--- Start Listed entries ---
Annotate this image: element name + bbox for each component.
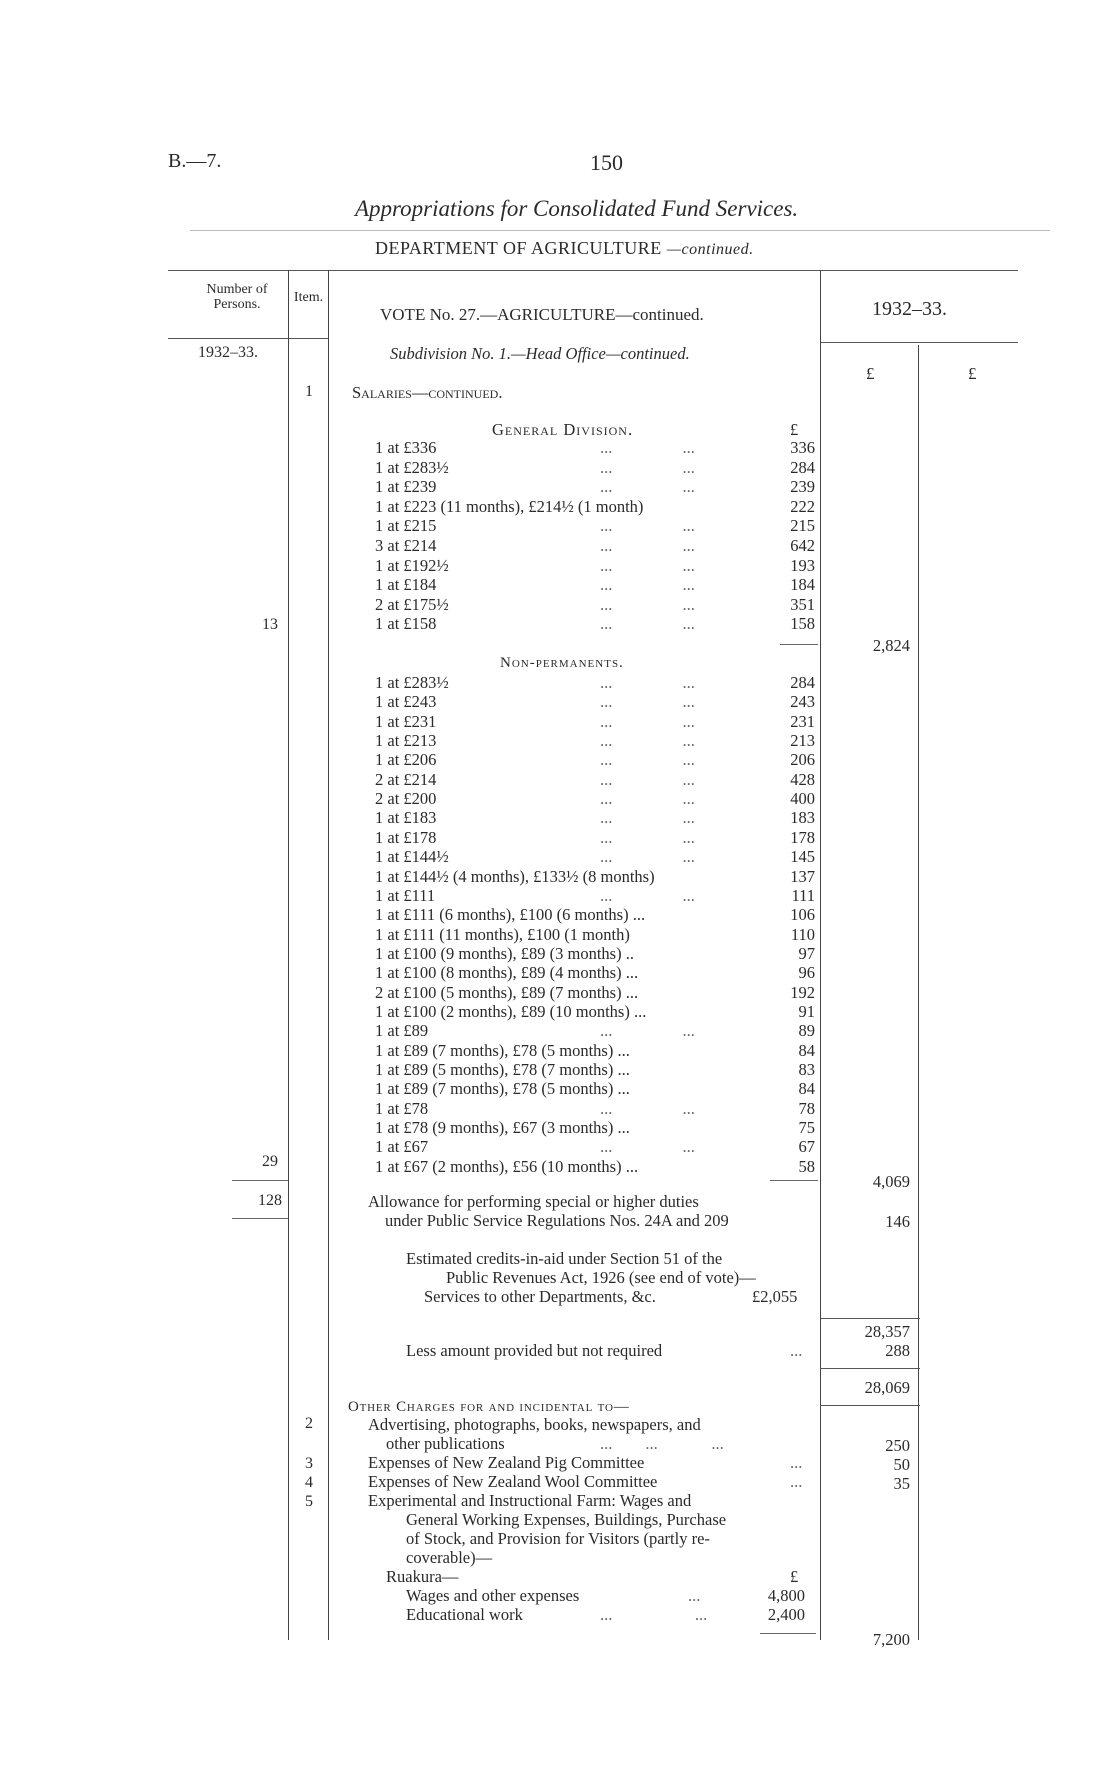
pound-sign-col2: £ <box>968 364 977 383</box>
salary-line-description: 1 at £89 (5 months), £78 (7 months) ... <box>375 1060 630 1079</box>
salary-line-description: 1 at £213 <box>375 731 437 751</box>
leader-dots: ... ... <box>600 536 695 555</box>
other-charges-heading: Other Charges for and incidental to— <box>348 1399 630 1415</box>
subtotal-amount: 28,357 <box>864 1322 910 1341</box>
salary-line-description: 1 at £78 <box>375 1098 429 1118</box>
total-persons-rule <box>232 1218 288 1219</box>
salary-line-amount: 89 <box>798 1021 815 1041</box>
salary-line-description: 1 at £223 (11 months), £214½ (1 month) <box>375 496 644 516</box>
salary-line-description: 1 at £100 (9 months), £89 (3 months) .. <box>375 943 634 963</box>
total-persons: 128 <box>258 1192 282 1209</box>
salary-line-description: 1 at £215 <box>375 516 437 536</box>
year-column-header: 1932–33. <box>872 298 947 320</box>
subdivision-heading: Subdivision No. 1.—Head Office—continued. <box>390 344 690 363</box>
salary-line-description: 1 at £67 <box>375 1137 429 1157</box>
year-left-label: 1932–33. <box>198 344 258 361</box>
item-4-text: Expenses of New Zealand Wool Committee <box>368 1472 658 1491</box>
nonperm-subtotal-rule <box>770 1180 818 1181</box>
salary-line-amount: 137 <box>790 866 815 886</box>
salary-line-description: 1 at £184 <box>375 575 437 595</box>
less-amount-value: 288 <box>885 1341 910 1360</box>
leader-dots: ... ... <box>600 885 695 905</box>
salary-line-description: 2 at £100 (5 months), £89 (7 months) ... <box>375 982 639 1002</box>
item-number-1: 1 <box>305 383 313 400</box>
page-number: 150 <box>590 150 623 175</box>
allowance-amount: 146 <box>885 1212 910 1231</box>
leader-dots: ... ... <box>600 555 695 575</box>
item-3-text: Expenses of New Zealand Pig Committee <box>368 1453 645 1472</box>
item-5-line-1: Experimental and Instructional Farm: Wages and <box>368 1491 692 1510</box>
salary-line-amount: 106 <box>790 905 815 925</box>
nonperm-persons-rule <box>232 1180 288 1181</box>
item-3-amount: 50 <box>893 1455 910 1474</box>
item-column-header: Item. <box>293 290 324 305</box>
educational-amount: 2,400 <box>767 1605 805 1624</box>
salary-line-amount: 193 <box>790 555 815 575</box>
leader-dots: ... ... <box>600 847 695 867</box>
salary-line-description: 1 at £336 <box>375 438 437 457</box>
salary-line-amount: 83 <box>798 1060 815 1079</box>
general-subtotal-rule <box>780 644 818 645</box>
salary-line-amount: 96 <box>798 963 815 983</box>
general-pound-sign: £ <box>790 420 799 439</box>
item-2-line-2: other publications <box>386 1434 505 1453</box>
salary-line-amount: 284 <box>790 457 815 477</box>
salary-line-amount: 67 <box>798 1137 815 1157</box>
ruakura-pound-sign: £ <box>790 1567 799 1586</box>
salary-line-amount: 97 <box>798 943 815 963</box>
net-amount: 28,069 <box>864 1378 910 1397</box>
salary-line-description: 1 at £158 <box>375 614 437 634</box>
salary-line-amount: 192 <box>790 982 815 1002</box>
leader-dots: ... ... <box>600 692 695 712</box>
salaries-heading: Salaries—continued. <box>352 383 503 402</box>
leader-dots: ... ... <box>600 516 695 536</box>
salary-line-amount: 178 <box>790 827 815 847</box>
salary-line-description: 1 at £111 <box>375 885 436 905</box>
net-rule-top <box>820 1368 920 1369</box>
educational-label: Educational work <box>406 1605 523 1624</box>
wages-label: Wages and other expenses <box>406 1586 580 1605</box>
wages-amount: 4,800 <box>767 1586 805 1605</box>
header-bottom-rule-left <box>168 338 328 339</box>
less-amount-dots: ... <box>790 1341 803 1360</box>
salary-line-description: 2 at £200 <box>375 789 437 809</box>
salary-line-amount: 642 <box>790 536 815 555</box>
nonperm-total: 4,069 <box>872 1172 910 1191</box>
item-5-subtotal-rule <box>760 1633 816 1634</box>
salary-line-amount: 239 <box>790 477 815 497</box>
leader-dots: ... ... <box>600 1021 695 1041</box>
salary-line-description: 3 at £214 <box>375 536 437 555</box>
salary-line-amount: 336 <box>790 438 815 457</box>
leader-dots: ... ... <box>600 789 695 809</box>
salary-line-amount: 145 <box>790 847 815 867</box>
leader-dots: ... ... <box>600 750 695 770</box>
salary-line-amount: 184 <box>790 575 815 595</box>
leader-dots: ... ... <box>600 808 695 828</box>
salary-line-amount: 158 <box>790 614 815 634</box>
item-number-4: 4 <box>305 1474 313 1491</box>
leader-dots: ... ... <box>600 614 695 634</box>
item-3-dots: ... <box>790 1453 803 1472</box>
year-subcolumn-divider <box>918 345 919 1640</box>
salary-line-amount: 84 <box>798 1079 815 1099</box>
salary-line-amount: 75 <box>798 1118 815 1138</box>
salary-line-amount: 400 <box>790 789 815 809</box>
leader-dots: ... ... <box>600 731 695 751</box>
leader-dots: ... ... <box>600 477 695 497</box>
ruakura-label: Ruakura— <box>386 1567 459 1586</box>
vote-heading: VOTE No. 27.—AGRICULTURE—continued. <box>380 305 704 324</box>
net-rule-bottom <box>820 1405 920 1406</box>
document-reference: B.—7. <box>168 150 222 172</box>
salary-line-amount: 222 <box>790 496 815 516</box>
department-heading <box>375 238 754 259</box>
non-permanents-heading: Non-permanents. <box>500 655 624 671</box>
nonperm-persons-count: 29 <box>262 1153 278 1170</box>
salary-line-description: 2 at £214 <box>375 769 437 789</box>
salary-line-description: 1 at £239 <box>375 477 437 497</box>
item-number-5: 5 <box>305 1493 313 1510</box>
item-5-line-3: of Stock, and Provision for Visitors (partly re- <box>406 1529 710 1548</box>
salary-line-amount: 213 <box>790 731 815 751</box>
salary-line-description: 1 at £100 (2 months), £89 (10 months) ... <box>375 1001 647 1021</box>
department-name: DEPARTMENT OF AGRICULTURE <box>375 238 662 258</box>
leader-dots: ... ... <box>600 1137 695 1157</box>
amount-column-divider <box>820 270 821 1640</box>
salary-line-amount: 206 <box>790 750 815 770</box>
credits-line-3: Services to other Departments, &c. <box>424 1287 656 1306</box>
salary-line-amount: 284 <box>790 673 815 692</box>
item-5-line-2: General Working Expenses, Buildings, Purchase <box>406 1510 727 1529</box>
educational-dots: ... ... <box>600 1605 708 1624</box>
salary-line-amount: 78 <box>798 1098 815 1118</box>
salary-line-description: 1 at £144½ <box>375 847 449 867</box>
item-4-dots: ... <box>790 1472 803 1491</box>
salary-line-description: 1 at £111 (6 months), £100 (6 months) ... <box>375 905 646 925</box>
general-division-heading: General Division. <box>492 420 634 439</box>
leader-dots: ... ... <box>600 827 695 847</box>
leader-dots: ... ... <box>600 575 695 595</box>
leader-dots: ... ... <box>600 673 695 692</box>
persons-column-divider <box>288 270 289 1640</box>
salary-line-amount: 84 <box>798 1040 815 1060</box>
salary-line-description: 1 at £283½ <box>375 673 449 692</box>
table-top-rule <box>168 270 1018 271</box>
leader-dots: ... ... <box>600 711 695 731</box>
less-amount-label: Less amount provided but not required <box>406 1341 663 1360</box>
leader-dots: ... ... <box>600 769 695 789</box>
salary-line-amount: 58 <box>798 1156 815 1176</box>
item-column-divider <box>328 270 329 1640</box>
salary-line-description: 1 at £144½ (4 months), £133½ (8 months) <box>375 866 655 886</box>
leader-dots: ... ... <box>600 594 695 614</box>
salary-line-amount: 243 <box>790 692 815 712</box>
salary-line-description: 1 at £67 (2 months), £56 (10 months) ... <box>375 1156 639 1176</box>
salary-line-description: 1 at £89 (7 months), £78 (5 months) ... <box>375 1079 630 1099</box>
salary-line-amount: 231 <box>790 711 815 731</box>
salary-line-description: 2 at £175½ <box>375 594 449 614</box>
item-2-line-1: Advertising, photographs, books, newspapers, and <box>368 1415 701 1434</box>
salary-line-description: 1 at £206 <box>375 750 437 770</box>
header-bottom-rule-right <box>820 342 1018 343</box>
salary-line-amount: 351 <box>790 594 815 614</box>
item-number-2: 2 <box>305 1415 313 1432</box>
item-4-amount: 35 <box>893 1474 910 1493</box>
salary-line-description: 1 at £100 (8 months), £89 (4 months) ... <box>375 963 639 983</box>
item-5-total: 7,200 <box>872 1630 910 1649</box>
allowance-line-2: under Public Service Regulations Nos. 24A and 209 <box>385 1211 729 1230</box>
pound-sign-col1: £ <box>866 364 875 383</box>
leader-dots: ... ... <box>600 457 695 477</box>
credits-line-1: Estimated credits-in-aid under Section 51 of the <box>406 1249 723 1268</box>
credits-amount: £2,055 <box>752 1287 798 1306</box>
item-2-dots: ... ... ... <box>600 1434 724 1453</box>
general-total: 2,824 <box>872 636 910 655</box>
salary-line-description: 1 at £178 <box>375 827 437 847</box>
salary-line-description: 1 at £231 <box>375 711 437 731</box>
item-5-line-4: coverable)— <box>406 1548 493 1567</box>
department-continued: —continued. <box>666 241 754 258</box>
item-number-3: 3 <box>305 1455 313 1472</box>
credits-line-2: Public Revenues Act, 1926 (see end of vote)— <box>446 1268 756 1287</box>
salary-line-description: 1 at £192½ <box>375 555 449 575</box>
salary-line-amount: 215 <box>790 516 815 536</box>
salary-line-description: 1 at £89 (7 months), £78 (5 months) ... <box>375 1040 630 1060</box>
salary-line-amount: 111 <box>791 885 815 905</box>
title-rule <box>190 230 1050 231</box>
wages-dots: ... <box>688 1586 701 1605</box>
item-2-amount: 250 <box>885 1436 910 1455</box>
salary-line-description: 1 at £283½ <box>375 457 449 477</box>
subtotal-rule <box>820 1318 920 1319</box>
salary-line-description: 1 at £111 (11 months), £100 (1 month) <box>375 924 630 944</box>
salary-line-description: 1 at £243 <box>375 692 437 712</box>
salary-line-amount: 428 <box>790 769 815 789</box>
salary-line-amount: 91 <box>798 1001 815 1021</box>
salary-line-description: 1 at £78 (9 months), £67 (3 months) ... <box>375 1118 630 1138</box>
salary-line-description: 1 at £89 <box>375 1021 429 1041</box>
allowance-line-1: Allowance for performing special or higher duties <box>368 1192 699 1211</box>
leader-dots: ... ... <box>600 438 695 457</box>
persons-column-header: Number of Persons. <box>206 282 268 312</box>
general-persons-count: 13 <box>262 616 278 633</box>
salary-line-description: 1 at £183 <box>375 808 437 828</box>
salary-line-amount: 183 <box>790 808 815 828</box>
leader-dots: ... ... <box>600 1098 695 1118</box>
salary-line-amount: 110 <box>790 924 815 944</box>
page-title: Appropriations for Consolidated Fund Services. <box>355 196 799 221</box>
--- End Listed entries ---
--- Start Listed entries ---
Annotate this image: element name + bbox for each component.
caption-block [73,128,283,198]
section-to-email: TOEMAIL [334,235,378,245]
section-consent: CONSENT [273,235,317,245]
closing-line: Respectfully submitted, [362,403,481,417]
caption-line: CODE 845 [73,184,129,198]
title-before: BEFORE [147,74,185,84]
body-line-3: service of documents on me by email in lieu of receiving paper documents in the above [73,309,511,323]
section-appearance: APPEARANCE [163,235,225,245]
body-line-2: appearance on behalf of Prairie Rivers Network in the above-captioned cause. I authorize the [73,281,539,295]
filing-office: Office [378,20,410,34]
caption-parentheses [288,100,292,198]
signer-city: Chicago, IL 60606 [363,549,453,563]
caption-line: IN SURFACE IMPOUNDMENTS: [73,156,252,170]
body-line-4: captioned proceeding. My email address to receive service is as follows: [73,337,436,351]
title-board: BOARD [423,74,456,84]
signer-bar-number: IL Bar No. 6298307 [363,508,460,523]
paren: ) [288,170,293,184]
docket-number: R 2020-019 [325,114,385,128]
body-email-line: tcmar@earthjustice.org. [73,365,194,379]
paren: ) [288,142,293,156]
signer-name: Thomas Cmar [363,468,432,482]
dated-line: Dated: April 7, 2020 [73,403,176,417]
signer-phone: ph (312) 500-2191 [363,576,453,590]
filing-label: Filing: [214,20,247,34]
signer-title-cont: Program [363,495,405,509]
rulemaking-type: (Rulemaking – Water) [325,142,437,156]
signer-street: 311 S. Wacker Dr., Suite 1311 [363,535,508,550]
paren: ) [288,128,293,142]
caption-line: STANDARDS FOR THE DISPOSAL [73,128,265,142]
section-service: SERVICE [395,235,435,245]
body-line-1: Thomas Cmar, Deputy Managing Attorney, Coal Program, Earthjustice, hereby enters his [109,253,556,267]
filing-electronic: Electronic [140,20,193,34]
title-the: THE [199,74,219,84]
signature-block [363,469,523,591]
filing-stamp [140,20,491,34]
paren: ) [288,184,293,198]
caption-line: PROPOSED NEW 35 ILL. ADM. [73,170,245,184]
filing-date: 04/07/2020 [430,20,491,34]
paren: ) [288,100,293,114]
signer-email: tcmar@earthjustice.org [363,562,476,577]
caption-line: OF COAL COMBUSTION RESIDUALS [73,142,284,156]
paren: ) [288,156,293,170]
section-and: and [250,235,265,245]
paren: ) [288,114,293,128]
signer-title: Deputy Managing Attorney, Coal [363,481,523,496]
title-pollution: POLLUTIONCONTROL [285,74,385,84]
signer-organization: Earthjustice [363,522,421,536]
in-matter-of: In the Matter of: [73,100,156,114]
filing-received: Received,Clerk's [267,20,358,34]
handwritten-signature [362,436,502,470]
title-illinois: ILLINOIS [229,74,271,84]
--- End Listed entries ---
**The task:** Reproduce the stretch of the listing from the line containing "pound-sign-col2: £ <box>968 364 977 383</box>" through the line containing "nonperm-subtotal-rule <box>770 1180", swapping "salary-line-description" for "salary-line-text" and leaving everything else unchanged.

**The response:**
pound-sign-col2: £ <box>968 364 977 383</box>
salary-line-text: 1 at £89 (5 months), £78 (7 months) ... <box>375 1060 630 1079</box>
salary-line-text: 1 at £213 <box>375 731 437 751</box>
leader-dots: ... ... <box>600 536 695 555</box>
other-charges-heading: Other Charges for and incidental to— <box>348 1399 630 1415</box>
subtotal-amount: 28,357 <box>864 1322 910 1341</box>
salary-line-text: 1 at £78 <box>375 1098 429 1118</box>
total-persons-rule <box>232 1218 288 1219</box>
salary-line-amount: 89 <box>798 1021 815 1041</box>
salary-line-text: 1 at £223 (11 months), £214½ (1 month) <box>375 496 644 516</box>
salary-line-text: 1 at £100 (9 months), £89 (3 months) .. <box>375 943 634 963</box>
total-persons: 128 <box>258 1192 282 1209</box>
salary-line-text: 1 at £215 <box>375 516 437 536</box>
year-column-header: 1932–33. <box>872 298 947 320</box>
subdivision-heading: Subdivision No. 1.—Head Office—continued. <box>390 344 690 363</box>
salary-line-text: 1 at £67 <box>375 1137 429 1157</box>
year-left-label: 1932–33. <box>198 344 258 361</box>
item-4-text: Expenses of New Zealand Wool Committee <box>368 1472 658 1491</box>
nonperm-subtotal-rule <box>770 1180 818 1181</box>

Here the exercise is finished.